**WHAT YOU ARE ASKED TO DO:** Return the lines below that contain the word "remove".

DATA EXCERPTS Start Marker

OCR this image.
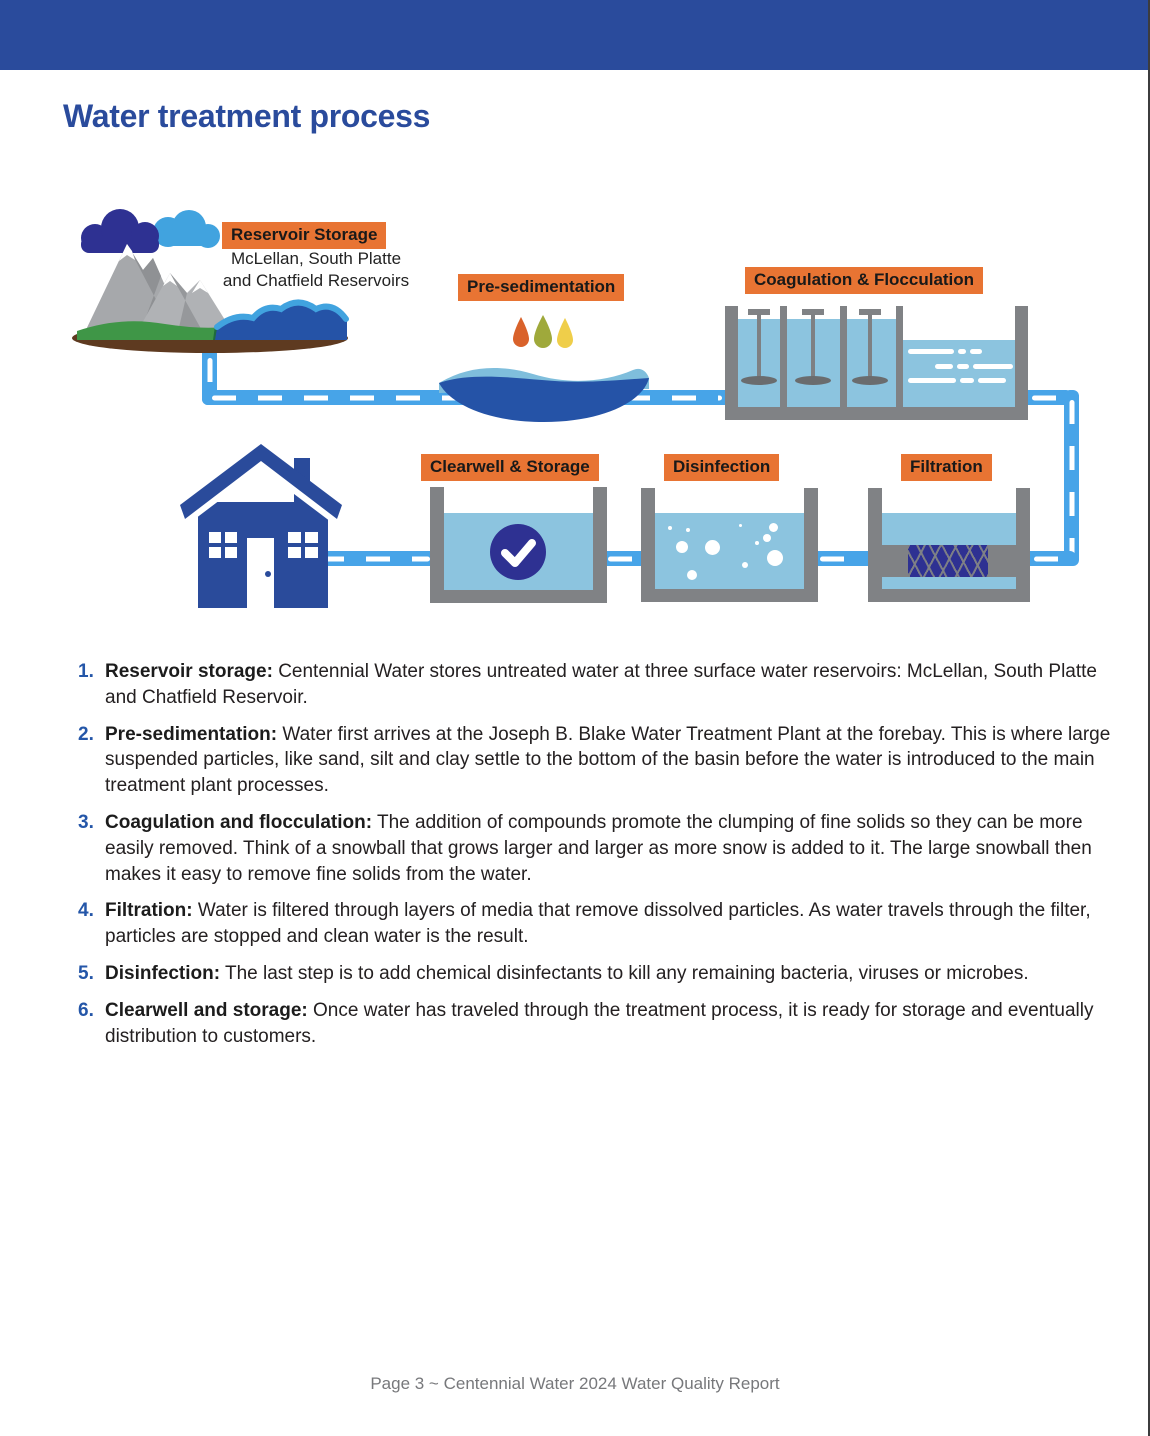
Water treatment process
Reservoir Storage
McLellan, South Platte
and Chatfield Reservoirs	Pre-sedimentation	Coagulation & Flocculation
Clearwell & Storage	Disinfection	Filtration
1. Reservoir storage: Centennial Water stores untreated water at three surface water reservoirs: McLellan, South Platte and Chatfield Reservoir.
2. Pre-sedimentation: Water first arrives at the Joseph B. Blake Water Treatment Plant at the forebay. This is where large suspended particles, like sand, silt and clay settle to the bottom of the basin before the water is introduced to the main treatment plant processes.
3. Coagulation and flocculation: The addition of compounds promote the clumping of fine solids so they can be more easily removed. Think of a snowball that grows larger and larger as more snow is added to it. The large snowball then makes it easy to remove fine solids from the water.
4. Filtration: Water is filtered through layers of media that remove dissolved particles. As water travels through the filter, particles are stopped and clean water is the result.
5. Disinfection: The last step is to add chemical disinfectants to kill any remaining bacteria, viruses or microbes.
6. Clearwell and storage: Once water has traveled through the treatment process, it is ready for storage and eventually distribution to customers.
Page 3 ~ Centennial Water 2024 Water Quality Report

DATA EXCERPTS End Marker
DATA EXCERPTS Start Marker

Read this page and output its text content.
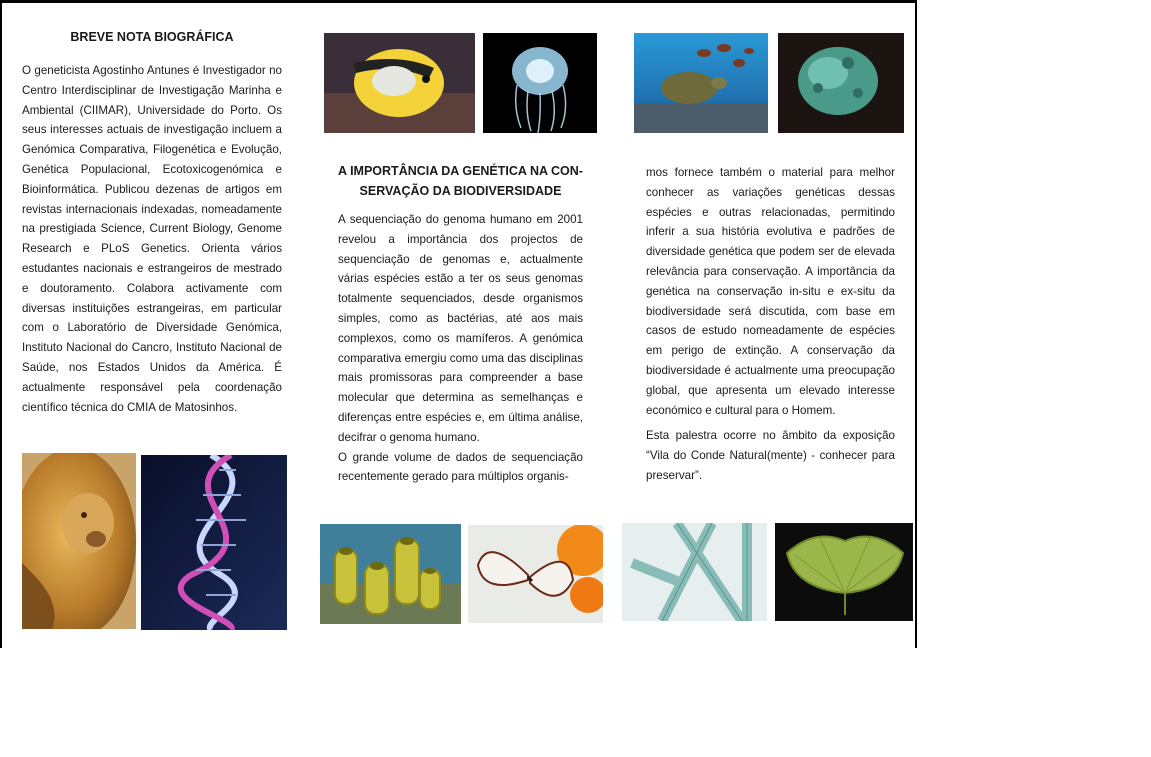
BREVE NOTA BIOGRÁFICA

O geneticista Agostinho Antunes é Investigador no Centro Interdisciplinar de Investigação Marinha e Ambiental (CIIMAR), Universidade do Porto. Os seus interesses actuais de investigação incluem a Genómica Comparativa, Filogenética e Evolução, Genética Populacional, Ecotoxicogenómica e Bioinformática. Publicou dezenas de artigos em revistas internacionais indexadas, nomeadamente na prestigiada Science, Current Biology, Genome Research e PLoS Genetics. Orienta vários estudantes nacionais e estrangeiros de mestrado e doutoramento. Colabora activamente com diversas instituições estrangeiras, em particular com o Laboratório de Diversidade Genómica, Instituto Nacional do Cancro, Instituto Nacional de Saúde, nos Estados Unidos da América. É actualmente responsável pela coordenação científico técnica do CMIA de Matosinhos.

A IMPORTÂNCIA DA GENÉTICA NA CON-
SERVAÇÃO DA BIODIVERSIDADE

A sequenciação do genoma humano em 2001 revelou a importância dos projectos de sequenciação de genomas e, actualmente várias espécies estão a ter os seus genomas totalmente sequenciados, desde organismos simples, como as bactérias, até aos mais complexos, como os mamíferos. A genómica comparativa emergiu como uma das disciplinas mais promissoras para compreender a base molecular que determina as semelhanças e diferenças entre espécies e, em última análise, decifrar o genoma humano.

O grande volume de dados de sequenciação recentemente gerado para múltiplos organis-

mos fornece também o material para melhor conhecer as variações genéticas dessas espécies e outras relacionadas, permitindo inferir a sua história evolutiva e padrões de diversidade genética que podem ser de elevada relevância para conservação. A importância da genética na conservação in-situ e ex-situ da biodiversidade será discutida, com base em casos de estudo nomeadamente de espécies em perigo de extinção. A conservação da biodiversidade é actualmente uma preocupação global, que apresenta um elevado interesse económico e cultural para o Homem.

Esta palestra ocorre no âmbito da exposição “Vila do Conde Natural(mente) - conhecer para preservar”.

DATA EXCERPTS End Marker

**TASK OUTPUT:**
3. Coagulation and flocculation: The addition of compounds promote the clumping of fine solids so they can be more easily removed. Think of a snowball that grows larger and larger as more snow is added to it. The large snowball then makes it easy to remove fine solids from the water.
4. Filtration: Water is filtered through layers of media that remove dissolved particles. As water travels through the filter, particles are stopped and clean water is the result.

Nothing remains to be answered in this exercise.